Given task
Below, find each line holding "nebulae" and state how many there are, using the number alone.

+++ Data provided

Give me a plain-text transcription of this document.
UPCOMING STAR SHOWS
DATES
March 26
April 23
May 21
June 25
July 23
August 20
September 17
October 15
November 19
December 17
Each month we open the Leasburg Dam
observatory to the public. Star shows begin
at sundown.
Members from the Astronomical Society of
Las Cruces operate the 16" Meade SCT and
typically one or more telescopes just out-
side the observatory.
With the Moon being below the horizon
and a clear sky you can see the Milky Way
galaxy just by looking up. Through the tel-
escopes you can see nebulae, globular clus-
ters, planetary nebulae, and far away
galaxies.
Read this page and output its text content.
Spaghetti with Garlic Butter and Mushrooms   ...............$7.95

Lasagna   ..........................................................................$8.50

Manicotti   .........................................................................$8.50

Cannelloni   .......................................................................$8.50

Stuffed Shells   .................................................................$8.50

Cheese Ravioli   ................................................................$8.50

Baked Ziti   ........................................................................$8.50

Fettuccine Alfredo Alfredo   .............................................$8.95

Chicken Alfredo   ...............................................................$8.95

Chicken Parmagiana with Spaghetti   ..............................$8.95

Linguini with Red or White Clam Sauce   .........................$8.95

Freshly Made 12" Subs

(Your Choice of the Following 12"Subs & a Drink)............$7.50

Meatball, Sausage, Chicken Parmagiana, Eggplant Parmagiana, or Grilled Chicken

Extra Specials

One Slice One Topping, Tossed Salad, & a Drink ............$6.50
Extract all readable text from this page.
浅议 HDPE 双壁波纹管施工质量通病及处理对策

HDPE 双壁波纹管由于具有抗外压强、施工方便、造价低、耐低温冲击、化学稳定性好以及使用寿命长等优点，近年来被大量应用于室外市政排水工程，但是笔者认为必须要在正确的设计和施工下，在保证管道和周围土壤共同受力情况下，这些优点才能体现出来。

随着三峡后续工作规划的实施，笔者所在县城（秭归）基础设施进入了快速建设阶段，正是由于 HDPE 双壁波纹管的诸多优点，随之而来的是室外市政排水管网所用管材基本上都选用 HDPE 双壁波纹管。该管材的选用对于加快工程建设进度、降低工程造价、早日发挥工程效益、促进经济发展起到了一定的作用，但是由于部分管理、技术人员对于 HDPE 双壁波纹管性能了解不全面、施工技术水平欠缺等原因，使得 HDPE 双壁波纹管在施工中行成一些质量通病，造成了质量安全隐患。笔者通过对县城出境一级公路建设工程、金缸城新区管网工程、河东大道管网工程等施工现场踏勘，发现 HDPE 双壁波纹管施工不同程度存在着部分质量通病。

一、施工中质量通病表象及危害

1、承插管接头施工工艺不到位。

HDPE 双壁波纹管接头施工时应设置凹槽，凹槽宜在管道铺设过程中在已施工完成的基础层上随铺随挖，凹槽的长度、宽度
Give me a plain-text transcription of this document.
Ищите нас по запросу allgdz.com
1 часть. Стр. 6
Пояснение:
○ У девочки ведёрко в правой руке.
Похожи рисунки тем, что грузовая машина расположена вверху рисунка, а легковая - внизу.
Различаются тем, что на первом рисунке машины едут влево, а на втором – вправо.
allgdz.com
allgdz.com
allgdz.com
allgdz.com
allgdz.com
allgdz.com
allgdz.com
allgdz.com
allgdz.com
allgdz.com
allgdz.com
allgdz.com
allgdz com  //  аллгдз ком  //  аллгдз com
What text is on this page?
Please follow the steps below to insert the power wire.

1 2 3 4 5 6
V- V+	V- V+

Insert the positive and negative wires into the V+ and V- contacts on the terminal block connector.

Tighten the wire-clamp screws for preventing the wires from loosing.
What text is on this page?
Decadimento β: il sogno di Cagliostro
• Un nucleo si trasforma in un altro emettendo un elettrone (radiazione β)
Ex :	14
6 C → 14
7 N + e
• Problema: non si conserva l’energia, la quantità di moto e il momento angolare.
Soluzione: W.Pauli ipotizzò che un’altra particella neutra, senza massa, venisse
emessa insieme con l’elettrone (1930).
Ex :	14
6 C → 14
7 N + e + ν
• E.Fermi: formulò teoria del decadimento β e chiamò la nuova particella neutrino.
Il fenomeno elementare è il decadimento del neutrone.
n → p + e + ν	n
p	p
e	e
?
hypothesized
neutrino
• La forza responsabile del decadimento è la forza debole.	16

++++++

Task solution
2